Exercise material -
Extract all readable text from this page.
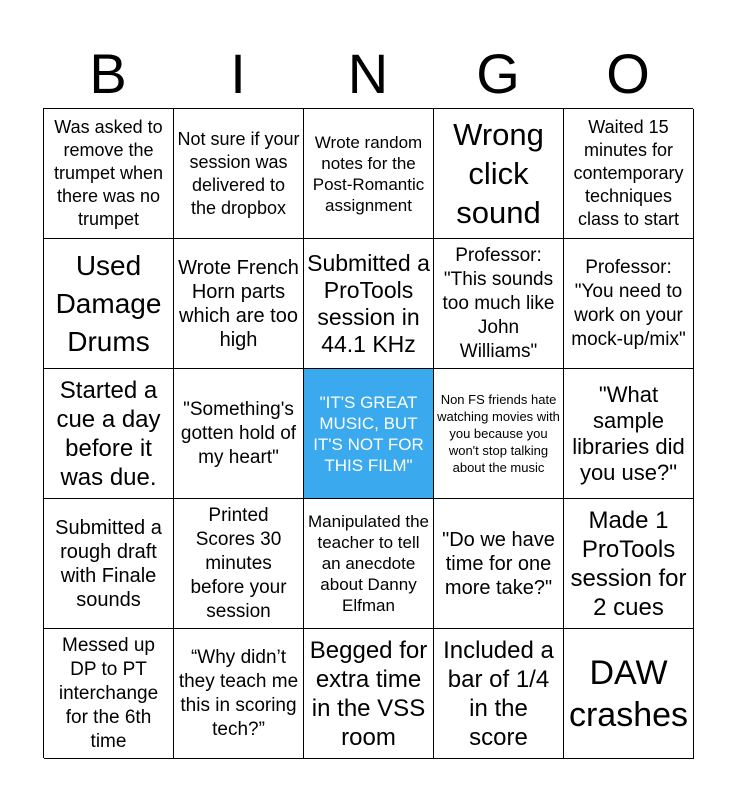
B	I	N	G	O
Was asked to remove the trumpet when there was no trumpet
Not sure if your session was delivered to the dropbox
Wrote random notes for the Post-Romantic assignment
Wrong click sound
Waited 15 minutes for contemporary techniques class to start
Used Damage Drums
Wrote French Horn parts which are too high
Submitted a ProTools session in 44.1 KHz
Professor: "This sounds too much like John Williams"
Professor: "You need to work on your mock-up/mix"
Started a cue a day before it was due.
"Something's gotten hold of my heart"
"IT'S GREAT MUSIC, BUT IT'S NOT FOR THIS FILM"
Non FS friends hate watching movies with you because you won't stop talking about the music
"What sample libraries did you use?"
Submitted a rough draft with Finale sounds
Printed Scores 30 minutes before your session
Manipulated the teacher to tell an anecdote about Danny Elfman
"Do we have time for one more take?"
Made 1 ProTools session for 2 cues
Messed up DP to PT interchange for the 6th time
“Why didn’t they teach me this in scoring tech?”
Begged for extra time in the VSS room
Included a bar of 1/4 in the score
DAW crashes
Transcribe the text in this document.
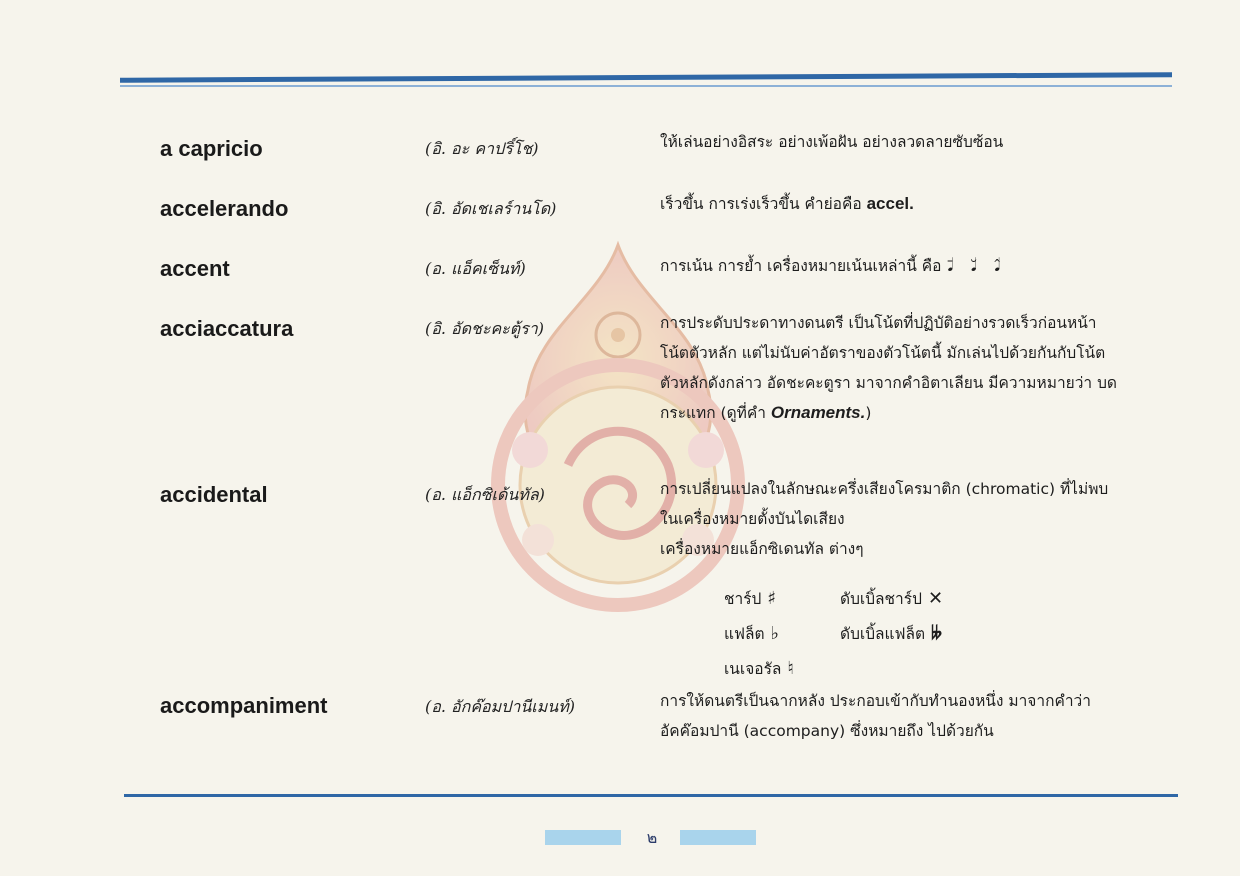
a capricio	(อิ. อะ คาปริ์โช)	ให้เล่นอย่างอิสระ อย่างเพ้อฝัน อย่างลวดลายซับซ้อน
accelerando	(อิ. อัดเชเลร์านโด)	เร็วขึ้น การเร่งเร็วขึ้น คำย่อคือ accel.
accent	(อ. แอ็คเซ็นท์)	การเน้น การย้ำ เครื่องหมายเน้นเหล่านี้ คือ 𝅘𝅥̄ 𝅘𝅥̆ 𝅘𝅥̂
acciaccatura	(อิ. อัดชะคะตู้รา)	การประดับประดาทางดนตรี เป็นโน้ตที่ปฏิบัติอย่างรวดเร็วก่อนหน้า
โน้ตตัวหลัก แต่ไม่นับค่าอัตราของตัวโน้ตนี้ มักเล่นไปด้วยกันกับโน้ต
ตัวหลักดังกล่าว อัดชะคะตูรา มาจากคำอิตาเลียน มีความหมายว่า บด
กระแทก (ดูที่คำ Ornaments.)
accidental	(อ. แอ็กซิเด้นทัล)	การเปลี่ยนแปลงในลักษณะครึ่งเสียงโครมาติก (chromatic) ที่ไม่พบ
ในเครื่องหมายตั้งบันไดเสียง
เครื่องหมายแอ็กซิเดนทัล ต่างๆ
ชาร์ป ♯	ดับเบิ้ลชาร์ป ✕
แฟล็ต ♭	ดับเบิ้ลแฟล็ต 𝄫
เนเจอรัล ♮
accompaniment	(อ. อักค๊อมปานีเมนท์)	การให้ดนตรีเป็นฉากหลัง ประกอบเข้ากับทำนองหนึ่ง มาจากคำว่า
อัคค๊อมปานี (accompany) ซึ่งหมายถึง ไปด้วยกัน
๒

Your instructions -
Reproduce precisely the lines of the entries above, from the one containing "Transcribe the text in this document." through the final one, both ends included, and omit the pictures.

The completed task -
Transcribe the text in this document.
a capricio	(อิ. อะ คาปริ์โช)	ให้เล่นอย่างอิสระ อย่างเพ้อฝัน อย่างลวดลายซับซ้อน
accelerando	(อิ. อัดเชเลร์านโด)	เร็วขึ้น การเร่งเร็วขึ้น คำย่อคือ accel.
accent	(อ. แอ็คเซ็นท์)	การเน้น การย้ำ เครื่องหมายเน้นเหล่านี้ คือ 𝅘𝅥̄ 𝅘𝅥̆ 𝅘𝅥̂
acciaccatura	(อิ. อัดชะคะตู้รา)	การประดับประดาทางดนตรี เป็นโน้ตที่ปฏิบัติอย่างรวดเร็วก่อนหน้า
โน้ตตัวหลัก แต่ไม่นับค่าอัตราของตัวโน้ตนี้ มักเล่นไปด้วยกันกับโน้ต
ตัวหลักดังกล่าว อัดชะคะตูรา มาจากคำอิตาเลียน มีความหมายว่า บด
กระแทก (ดูที่คำ Ornaments.)
accidental	(อ. แอ็กซิเด้นทัล)	การเปลี่ยนแปลงในลักษณะครึ่งเสียงโครมาติก (chromatic) ที่ไม่พบ
ในเครื่องหมายตั้งบันไดเสียง
เครื่องหมายแอ็กซิเดนทัล ต่างๆ
ชาร์ป ♯	ดับเบิ้ลชาร์ป ✕
แฟล็ต ♭	ดับเบิ้ลแฟล็ต 𝄫
เนเจอรัล ♮
accompaniment	(อ. อักค๊อมปานีเมนท์)	การให้ดนตรีเป็นฉากหลัง ประกอบเข้ากับทำนองหนึ่ง มาจากคำว่า
อัคค๊อมปานี (accompany) ซึ่งหมายถึง ไปด้วยกัน
๒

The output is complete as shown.